> To do:
Go through the records below and return each line that has "menu" in it.
====== Source material
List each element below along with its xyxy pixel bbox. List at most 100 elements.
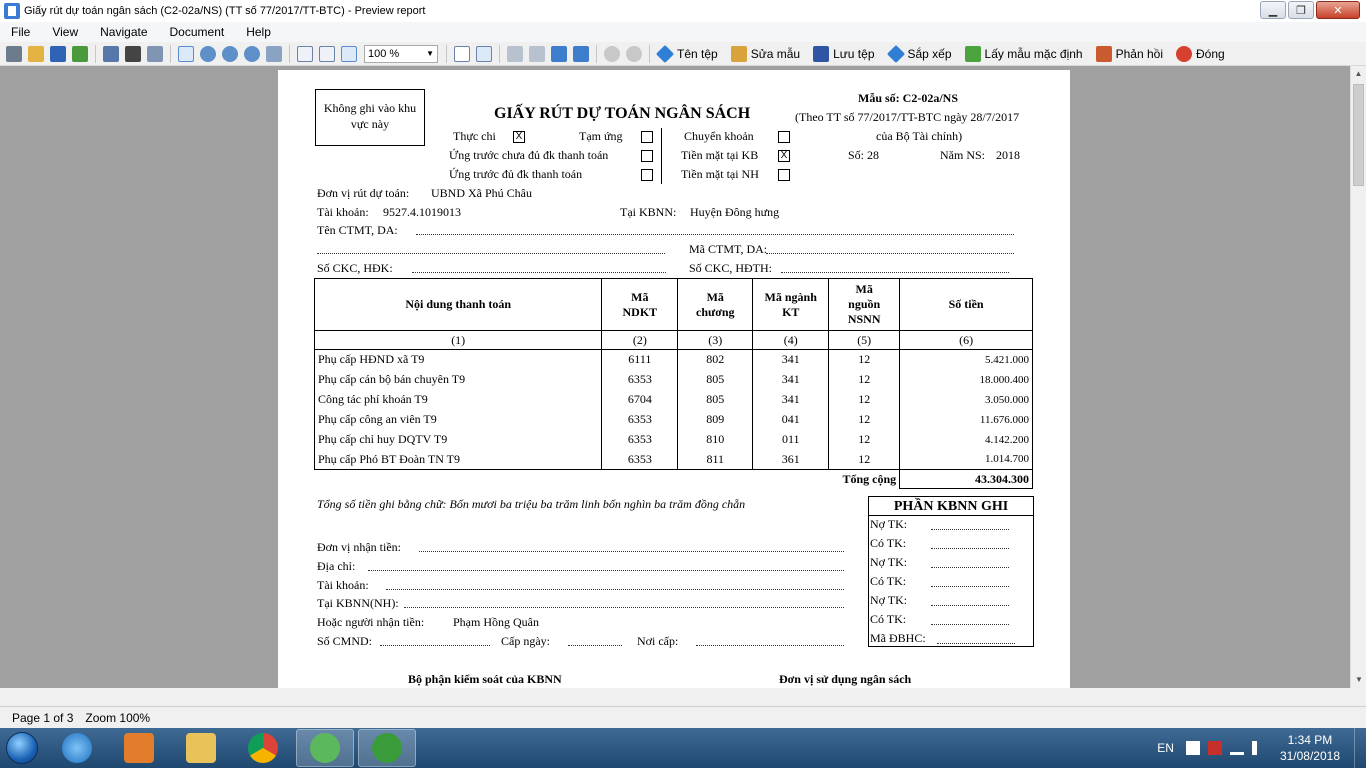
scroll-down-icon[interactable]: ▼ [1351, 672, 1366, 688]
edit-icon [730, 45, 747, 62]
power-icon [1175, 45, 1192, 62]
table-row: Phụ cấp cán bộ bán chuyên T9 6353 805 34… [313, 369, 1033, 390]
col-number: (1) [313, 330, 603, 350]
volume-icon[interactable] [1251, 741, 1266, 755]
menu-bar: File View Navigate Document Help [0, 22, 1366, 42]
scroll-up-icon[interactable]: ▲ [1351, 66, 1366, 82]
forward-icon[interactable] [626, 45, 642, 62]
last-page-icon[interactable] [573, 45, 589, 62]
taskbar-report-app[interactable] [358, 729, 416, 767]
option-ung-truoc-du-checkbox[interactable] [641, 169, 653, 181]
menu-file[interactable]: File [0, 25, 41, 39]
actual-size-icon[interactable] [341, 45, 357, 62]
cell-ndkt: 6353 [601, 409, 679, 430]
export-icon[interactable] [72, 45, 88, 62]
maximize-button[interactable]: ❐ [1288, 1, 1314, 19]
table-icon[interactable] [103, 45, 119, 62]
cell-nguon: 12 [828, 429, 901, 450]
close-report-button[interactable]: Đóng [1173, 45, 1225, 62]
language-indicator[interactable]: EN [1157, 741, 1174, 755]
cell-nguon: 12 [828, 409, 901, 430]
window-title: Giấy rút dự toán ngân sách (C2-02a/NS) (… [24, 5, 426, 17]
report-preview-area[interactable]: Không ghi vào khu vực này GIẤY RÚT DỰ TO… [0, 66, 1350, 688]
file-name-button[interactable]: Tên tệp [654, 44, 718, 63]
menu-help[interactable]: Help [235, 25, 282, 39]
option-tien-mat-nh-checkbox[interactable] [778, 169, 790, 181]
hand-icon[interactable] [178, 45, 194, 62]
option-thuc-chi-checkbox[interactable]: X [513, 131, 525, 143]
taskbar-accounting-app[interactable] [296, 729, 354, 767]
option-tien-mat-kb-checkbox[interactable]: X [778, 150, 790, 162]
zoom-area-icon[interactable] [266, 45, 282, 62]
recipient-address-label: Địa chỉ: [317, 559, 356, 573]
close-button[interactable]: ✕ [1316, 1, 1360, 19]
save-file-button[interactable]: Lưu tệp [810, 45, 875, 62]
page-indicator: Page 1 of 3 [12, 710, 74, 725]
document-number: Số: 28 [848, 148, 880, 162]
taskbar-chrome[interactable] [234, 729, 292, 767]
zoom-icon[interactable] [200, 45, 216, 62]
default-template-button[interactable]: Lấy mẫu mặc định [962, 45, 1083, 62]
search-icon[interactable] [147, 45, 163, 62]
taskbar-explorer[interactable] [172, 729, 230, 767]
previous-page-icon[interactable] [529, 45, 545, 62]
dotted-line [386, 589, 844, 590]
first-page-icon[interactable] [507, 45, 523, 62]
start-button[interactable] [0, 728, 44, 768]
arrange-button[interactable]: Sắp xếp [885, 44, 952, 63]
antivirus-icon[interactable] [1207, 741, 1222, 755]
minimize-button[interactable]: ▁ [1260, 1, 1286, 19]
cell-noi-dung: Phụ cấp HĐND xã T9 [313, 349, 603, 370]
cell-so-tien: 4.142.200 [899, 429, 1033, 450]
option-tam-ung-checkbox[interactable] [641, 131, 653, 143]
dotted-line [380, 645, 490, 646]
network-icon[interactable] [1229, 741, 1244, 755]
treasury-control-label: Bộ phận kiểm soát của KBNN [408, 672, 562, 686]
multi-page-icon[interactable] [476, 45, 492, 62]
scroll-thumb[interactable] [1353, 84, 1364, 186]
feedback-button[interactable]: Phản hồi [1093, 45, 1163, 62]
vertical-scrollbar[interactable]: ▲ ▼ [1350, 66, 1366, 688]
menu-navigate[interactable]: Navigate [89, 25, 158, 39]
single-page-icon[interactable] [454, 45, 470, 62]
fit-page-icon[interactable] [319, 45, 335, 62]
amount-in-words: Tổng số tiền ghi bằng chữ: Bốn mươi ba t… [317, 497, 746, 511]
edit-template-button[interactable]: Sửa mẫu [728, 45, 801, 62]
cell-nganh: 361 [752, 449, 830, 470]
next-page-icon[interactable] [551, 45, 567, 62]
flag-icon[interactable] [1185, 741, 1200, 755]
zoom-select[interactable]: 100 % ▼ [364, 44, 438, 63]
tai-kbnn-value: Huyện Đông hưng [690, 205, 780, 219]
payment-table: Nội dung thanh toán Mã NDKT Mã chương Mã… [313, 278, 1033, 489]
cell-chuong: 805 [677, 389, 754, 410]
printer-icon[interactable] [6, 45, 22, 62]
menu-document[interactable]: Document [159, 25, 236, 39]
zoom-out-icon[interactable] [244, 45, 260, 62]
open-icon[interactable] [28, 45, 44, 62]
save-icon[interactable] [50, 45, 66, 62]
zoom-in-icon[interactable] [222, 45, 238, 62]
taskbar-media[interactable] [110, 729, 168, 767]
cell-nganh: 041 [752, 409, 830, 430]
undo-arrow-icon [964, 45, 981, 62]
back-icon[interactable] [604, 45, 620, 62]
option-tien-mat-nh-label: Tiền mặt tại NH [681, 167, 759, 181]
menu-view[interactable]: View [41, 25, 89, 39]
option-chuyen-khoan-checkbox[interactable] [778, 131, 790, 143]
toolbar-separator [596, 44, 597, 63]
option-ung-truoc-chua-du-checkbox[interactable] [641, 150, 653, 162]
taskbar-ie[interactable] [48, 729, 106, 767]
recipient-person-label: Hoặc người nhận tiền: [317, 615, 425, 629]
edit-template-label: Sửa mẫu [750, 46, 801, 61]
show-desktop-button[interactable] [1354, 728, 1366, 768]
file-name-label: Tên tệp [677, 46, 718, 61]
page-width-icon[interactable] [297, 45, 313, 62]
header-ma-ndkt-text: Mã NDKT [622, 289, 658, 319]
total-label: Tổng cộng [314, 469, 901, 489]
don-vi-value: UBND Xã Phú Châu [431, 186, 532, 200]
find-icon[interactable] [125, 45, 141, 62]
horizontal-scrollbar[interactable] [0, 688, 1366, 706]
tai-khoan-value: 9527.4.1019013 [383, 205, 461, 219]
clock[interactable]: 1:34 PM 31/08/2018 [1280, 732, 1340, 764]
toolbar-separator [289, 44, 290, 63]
============
> Response box:
menu-bar: File View Navigate Document Help [0, 22, 1366, 42]
menu-file[interactable]: File [0, 25, 41, 39]
menu-help[interactable]: Help [235, 25, 282, 39]
menu-navigate[interactable]: Navigate [89, 25, 158, 39]
menu-document[interactable]: Document [159, 25, 236, 39]
menu-view[interactable]: View [41, 25, 89, 39]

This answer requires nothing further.